Do this: State only the count of lines in the listing below that hold "انعكاس".
──────── Data for the task
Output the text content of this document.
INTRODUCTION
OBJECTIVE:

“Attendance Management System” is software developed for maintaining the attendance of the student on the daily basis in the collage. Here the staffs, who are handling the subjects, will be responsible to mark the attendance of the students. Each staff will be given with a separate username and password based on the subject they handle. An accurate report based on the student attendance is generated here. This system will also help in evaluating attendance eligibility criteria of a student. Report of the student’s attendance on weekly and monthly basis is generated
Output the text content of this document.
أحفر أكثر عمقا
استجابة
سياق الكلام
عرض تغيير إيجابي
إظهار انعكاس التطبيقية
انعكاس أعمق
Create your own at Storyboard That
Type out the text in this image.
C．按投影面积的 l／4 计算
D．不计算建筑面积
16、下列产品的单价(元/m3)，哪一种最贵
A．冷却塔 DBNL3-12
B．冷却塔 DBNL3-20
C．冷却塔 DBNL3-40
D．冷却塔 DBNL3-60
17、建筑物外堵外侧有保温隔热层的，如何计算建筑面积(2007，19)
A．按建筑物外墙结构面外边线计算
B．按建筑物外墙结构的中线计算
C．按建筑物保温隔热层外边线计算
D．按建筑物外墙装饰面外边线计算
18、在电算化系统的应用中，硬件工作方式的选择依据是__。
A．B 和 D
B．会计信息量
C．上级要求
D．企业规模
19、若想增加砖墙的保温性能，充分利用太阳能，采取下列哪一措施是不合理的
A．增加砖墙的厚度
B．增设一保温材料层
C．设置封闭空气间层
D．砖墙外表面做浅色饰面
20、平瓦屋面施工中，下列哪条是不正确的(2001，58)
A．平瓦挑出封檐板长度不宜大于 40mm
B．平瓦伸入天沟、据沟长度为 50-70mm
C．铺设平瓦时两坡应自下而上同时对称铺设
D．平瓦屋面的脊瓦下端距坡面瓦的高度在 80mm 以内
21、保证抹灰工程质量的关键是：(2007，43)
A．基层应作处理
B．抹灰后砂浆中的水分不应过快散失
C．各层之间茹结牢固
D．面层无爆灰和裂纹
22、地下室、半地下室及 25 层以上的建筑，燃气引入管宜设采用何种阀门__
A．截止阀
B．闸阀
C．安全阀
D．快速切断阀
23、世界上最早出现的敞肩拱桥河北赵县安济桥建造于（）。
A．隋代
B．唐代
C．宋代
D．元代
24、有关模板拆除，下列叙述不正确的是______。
────────────────
Solution to this task: 2